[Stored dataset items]
+++

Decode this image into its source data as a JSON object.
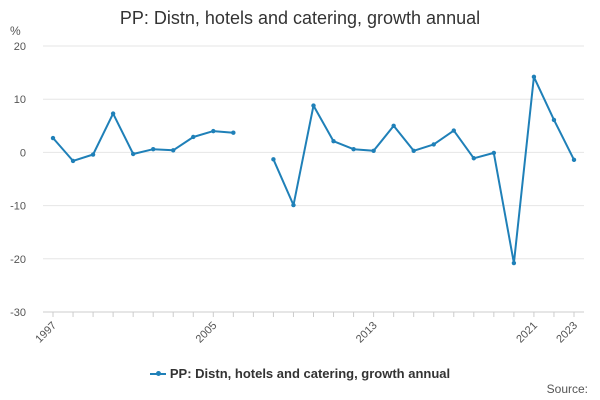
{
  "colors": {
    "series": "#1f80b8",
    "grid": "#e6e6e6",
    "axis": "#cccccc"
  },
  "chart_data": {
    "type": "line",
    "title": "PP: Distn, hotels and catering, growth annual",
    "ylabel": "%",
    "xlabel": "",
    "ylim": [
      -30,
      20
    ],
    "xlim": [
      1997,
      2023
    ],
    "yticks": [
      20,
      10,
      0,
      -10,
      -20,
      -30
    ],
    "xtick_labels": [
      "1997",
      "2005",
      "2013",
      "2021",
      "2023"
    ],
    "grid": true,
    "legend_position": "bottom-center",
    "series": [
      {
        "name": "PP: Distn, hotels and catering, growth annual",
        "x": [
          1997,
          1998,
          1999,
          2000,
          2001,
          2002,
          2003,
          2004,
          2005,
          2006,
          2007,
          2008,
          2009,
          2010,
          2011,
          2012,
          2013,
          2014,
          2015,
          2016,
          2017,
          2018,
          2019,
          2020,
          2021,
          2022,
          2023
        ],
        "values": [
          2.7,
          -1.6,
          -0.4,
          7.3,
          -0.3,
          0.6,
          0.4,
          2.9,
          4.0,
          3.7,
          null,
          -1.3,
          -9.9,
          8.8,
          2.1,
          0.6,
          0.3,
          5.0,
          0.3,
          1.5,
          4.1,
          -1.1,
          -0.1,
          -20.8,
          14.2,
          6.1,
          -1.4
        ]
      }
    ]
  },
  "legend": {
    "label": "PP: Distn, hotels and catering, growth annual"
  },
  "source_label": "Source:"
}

+++

Apart from the pictures, the entries above are to be repeated in full and exactly.

Decode this image into its source data as a JSON object.
{
  "colors": {
    "series": "#1f80b8",
    "grid": "#e6e6e6",
    "axis": "#cccccc"
  },
  "chart_data": {
    "type": "line",
    "title": "PP: Distn, hotels and catering, growth annual",
    "ylabel": "%",
    "xlabel": "",
    "ylim": [
      -30,
      20
    ],
    "xlim": [
      1997,
      2023
    ],
    "yticks": [
      20,
      10,
      0,
      -10,
      -20,
      -30
    ],
    "xtick_labels": [
      "1997",
      "2005",
      "2013",
      "2021",
      "2023"
    ],
    "grid": true,
    "legend_position": "bottom-center",
    "series": [
      {
        "name": "PP: Distn, hotels and catering, growth annual",
        "x": [
          1997,
          1998,
          1999,
          2000,
          2001,
          2002,
          2003,
          2004,
          2005,
          2006,
          2007,
          2008,
          2009,
          2010,
          2011,
          2012,
          2013,
          2014,
          2015,
          2016,
          2017,
          2018,
          2019,
          2020,
          2021,
          2022,
          2023
        ],
        "values": [
          2.7,
          -1.6,
          -0.4,
          7.3,
          -0.3,
          0.6,
          0.4,
          2.9,
          4.0,
          3.7,
          null,
          -1.3,
          -9.9,
          8.8,
          2.1,
          0.6,
          0.3,
          5.0,
          0.3,
          1.5,
          4.1,
          -1.1,
          -0.1,
          -20.8,
          14.2,
          6.1,
          -1.4
        ]
      }
    ]
  },
  "legend": {
    "label": "PP: Distn, hotels and catering, growth annual"
  },
  "source_label": "Source:"
}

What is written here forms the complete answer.